→ **INFORMATION PROVIDED**:
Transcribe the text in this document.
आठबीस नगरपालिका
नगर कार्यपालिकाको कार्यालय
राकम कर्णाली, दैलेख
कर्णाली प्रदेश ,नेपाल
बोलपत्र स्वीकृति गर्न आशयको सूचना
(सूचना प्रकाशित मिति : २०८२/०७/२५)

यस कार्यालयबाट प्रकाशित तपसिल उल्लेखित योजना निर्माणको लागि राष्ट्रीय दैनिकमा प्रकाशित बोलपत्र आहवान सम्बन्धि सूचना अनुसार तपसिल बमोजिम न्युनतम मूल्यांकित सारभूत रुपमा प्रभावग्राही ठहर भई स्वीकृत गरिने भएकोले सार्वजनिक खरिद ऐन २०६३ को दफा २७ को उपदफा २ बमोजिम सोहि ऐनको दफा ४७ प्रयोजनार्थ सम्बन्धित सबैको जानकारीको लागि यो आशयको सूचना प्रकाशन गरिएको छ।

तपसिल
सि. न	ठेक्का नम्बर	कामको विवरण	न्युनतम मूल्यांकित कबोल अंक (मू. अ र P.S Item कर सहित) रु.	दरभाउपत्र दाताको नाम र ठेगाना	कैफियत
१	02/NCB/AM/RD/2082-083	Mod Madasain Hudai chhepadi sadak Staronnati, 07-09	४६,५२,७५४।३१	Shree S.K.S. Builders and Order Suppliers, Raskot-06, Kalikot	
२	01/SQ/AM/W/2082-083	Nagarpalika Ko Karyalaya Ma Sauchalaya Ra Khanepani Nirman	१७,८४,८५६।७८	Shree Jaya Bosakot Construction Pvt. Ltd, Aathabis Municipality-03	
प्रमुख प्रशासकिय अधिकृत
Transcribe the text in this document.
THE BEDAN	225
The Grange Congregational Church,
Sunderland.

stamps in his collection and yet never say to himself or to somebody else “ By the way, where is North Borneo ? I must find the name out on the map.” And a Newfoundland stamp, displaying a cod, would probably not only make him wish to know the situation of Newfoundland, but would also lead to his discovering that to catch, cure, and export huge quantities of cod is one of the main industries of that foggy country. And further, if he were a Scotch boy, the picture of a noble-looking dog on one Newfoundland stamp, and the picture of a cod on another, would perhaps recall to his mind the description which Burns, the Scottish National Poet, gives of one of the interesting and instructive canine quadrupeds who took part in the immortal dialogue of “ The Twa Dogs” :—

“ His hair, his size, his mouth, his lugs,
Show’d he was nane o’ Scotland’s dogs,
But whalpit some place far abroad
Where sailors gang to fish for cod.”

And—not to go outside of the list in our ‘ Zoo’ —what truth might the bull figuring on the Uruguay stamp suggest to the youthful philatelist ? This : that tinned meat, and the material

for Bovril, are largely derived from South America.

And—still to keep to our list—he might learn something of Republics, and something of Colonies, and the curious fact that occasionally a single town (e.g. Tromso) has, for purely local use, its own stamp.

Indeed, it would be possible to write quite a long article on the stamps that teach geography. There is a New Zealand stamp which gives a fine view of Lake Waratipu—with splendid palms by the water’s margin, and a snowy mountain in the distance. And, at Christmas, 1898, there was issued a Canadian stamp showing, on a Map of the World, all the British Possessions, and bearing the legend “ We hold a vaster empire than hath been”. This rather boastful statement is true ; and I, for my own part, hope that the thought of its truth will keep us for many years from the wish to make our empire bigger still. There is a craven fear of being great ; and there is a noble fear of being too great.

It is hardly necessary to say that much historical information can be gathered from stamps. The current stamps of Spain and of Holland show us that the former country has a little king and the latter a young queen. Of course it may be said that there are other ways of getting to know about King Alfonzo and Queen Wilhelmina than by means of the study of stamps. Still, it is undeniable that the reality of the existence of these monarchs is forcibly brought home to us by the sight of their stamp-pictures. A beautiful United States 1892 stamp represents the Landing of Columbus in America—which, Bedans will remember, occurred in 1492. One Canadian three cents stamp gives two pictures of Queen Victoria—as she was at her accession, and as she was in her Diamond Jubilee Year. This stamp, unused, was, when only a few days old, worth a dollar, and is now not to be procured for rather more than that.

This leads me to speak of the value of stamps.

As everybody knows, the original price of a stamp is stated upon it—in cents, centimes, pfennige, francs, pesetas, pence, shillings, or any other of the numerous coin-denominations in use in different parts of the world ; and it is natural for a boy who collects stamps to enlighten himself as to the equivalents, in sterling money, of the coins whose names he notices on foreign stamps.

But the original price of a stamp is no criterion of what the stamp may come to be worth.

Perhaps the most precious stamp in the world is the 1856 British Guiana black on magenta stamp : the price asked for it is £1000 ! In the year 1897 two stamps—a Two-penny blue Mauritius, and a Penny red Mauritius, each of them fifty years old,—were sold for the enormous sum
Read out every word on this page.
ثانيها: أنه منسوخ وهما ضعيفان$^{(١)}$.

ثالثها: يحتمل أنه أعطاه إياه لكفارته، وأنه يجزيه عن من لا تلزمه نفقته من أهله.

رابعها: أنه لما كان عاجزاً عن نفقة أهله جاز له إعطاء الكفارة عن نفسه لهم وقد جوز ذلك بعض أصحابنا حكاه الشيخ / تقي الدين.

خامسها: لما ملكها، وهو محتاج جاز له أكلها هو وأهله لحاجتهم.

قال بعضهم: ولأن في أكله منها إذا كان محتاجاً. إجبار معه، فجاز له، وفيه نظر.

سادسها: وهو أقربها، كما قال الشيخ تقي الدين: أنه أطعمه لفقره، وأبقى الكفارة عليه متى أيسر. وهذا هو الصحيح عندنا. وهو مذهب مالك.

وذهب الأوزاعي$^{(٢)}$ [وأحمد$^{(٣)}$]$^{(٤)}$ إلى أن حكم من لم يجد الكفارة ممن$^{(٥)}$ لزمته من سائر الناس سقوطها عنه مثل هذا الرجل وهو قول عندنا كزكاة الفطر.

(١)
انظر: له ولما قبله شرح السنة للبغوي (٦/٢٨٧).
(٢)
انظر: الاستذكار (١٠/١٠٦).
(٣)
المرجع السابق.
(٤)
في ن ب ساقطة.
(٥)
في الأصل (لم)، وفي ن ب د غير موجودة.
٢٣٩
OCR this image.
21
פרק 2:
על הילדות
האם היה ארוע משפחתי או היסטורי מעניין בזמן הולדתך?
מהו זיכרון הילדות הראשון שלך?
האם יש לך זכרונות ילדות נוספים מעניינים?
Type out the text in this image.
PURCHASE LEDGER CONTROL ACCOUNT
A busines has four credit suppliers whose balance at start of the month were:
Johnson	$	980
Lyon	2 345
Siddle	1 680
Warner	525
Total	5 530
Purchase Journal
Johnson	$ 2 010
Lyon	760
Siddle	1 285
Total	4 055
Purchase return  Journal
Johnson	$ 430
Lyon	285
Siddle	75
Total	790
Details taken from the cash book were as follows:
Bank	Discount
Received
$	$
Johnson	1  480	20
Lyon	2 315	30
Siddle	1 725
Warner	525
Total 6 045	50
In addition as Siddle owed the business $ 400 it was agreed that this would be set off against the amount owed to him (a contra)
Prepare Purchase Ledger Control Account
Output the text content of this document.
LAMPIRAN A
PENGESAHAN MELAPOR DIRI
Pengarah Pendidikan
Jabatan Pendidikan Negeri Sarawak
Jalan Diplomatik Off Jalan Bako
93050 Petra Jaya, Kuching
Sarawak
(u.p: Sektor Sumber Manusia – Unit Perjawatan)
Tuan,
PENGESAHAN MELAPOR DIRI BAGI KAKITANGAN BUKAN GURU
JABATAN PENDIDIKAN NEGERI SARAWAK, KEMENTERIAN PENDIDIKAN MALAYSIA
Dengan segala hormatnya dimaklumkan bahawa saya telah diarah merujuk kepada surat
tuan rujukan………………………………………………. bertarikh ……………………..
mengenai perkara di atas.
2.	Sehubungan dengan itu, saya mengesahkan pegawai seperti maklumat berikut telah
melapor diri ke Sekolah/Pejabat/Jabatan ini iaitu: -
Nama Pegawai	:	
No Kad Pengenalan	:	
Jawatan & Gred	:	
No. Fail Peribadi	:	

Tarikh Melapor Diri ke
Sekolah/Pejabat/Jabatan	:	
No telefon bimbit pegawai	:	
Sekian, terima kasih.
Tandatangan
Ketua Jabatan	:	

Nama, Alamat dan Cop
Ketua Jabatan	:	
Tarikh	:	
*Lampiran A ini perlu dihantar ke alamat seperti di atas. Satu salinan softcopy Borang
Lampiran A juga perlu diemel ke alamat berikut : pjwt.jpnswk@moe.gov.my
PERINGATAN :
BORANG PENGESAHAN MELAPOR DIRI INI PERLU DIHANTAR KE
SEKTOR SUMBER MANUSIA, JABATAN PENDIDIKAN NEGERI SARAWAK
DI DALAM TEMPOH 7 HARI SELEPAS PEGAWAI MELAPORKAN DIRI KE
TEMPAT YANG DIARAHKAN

→ **AIM OF THE EXERCISE**:
Gather each line holding the string "what".

→ **SOLUTION FOR THIS TASK**:
And—not to go outside of the list in our ‘ Zoo’ —what truth might the bull figuring on the Uruguay stamp suggest to the youthful philatelist ? This : that tinned meat, and the material
But the original price of a stamp is no criterion of what the stamp may come to be worth.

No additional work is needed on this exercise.